Your task
Look through the material below for "état". Copy every line that contains it.
____ Recorded information
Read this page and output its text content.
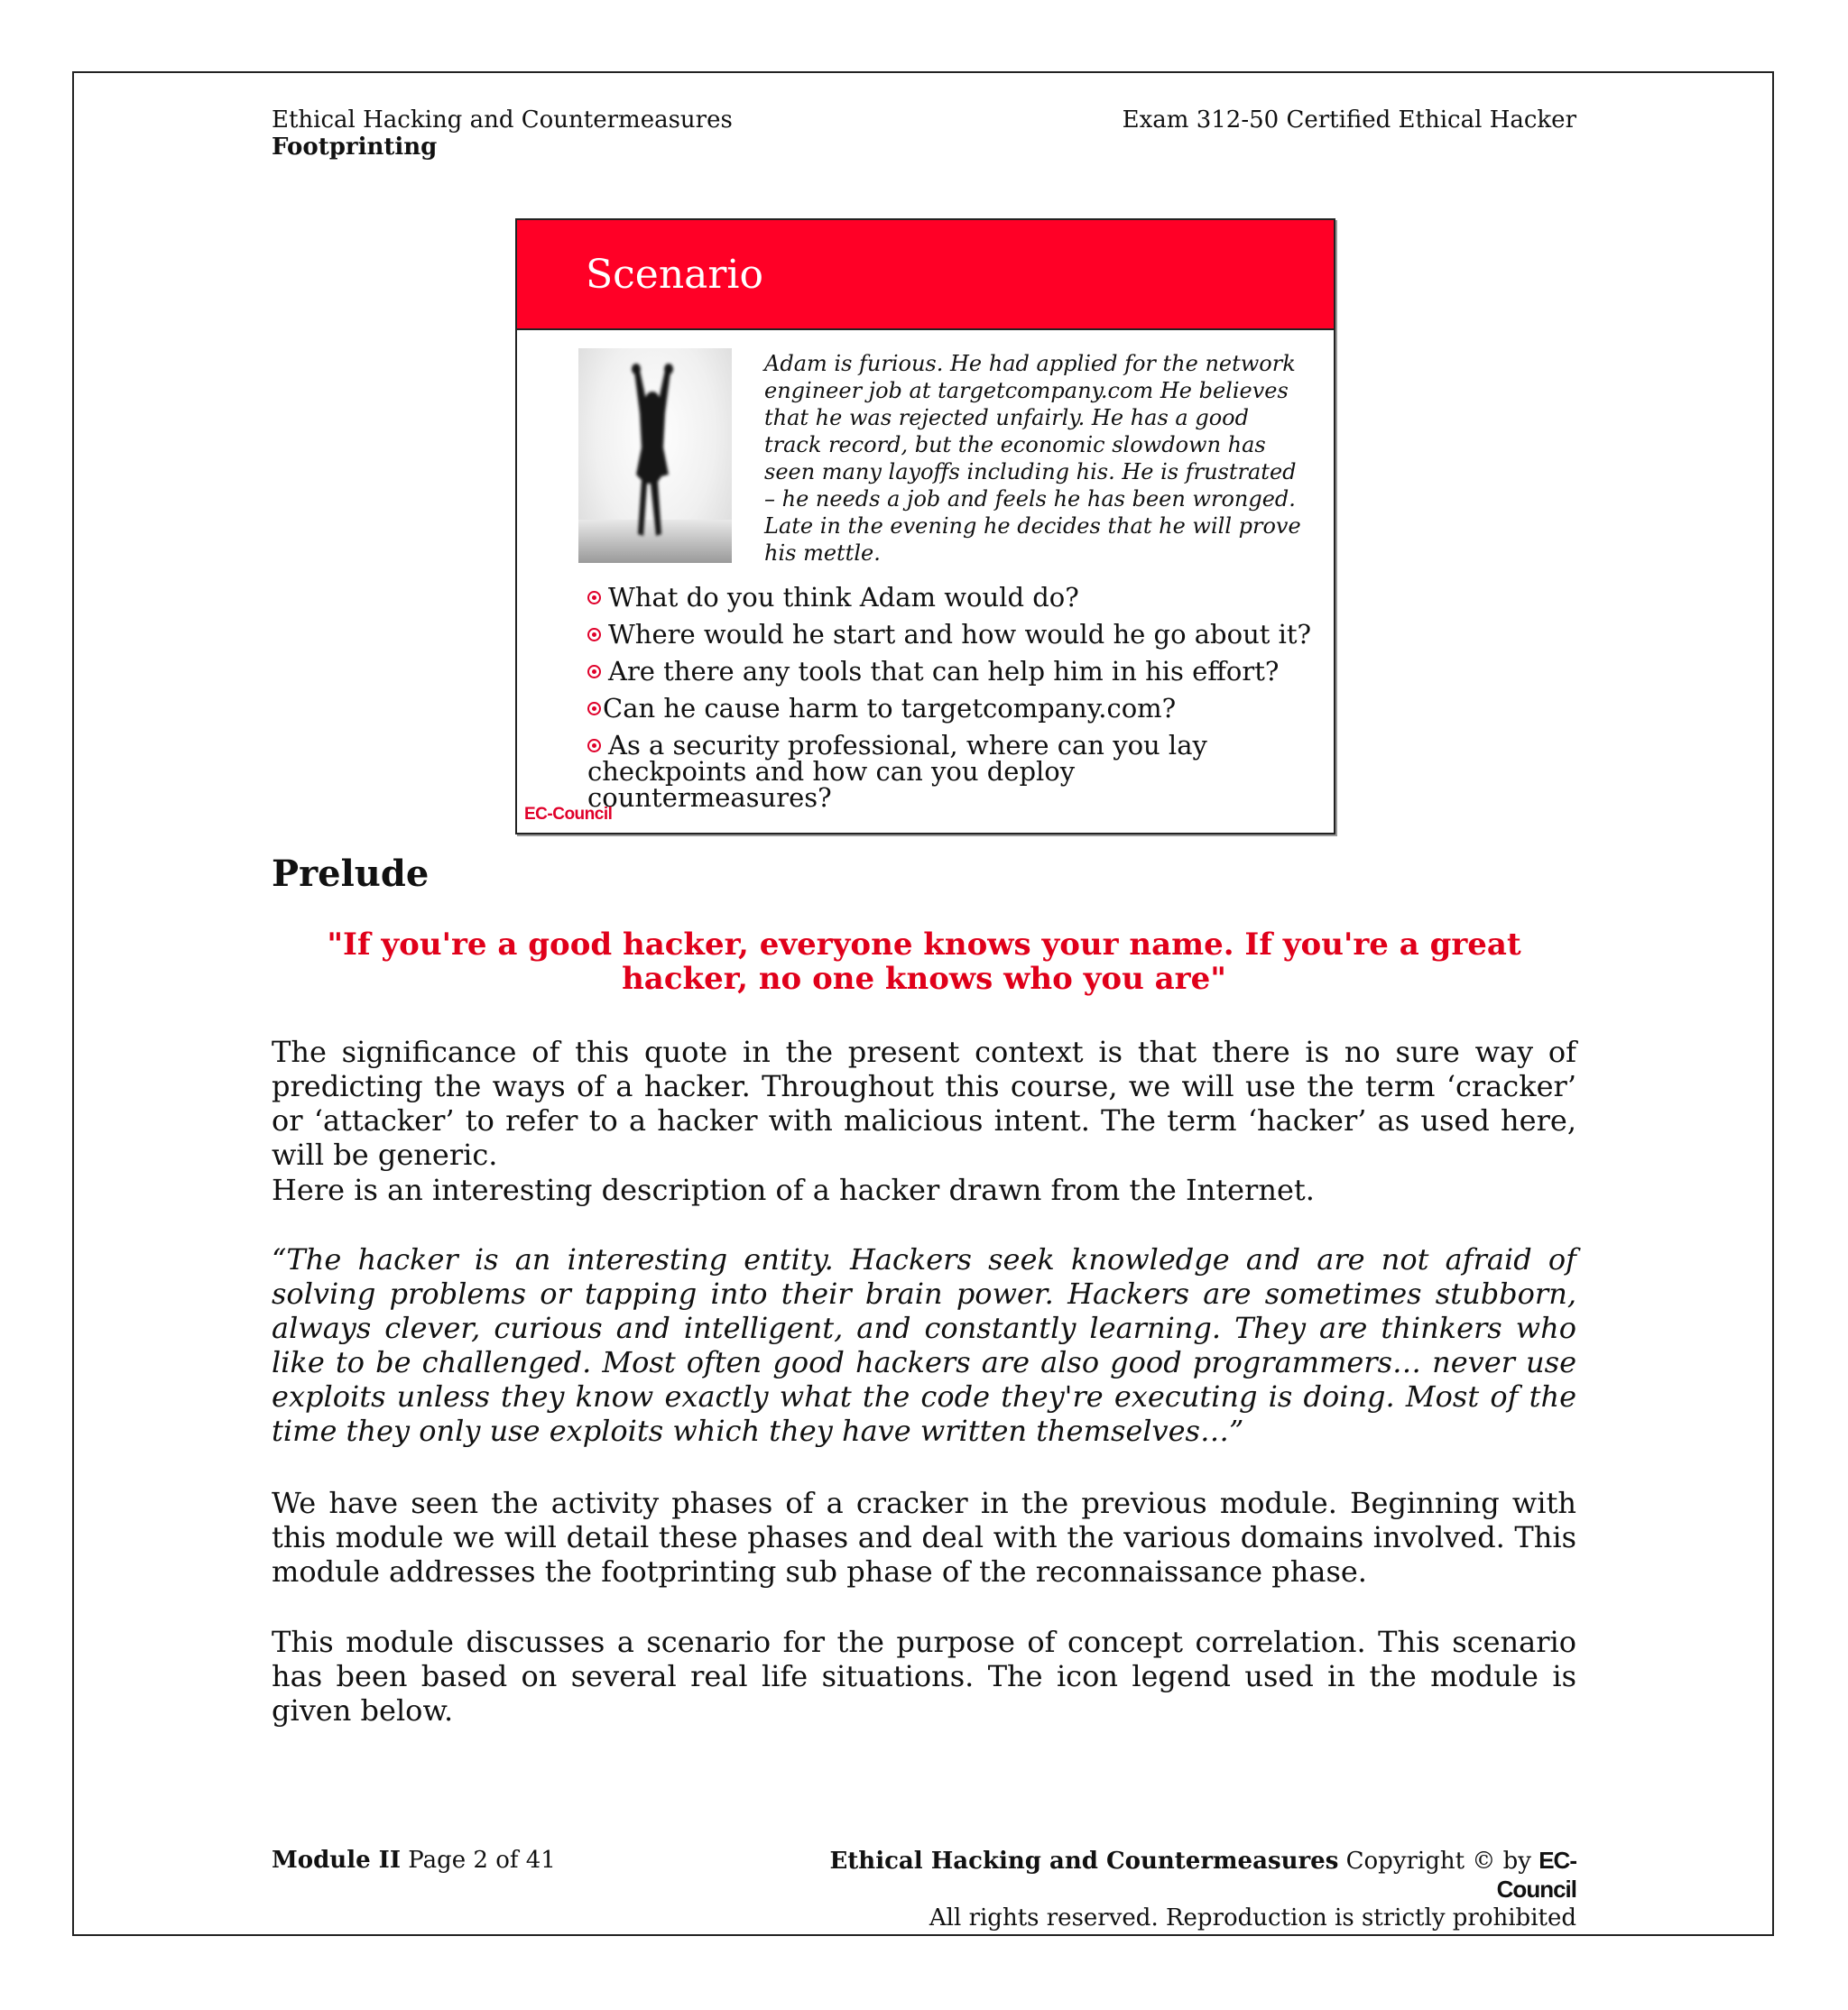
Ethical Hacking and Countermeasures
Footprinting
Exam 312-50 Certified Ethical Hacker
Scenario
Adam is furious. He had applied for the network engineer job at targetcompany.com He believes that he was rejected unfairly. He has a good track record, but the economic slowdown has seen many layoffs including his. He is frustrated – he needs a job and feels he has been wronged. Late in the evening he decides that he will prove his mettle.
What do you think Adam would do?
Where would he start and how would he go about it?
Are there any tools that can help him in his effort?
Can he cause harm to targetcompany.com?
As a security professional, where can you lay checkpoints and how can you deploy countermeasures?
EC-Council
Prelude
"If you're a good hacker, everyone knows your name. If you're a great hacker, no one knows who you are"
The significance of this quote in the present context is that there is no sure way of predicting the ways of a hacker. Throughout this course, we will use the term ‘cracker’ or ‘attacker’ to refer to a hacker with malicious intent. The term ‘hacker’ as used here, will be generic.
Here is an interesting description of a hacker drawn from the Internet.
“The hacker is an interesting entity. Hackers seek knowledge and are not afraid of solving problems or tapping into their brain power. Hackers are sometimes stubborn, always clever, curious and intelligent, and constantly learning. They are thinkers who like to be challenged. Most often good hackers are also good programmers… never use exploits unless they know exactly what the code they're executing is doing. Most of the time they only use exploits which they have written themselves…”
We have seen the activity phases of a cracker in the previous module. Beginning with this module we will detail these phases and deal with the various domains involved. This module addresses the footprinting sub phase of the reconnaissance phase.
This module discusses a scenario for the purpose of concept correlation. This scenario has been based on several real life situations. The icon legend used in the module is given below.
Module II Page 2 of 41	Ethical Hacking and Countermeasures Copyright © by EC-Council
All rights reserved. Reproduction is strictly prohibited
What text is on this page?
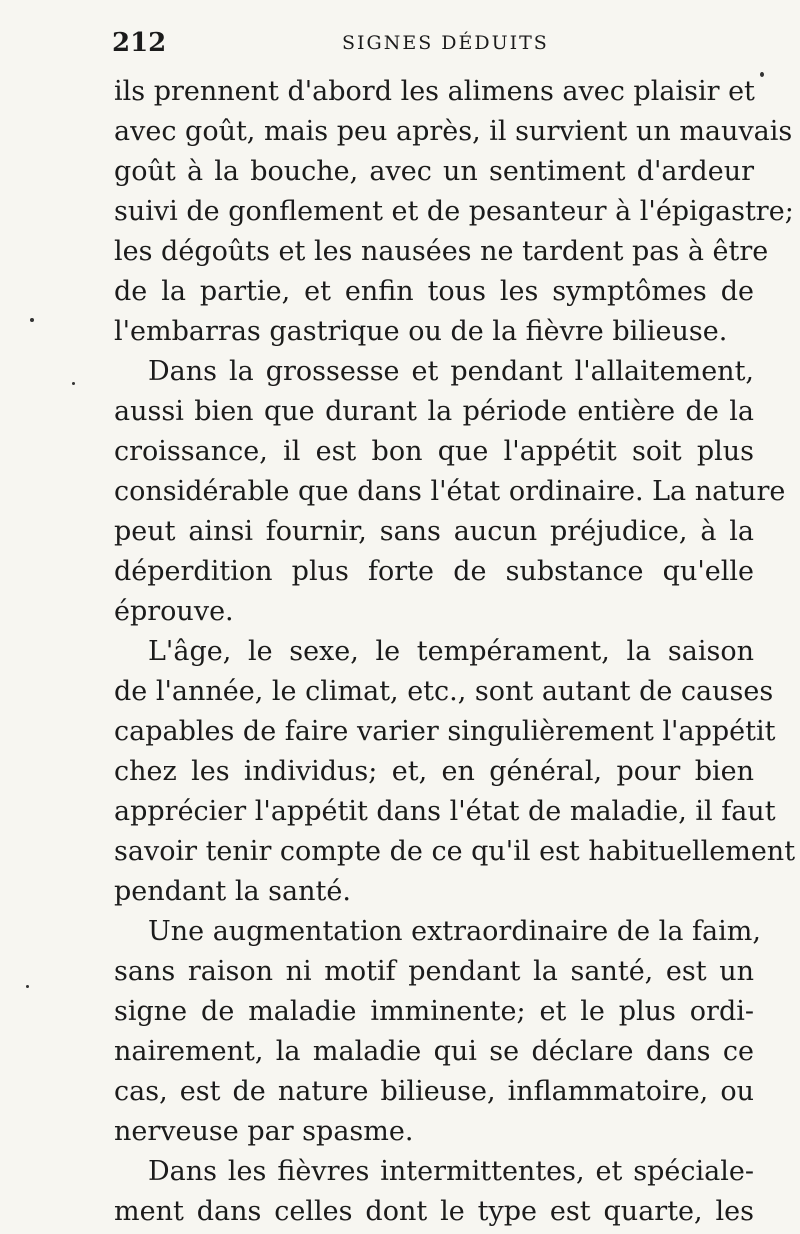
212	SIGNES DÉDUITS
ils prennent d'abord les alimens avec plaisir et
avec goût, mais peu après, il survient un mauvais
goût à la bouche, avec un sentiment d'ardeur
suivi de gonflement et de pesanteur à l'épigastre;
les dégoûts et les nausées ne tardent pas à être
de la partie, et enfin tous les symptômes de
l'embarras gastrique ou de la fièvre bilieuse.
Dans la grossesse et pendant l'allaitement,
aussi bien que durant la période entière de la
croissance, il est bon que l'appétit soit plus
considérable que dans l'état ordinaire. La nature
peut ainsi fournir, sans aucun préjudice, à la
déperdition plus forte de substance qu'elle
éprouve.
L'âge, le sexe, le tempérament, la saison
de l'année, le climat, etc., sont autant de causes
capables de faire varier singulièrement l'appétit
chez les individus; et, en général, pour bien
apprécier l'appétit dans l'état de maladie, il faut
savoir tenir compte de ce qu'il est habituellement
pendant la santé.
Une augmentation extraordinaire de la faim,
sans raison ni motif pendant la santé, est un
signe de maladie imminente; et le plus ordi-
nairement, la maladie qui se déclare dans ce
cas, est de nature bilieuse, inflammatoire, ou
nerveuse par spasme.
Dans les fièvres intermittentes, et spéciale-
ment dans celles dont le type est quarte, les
________
Result of this task
considérable que dans l'état ordinaire. La nature
apprécier l'appétit dans l'état de maladie, il faut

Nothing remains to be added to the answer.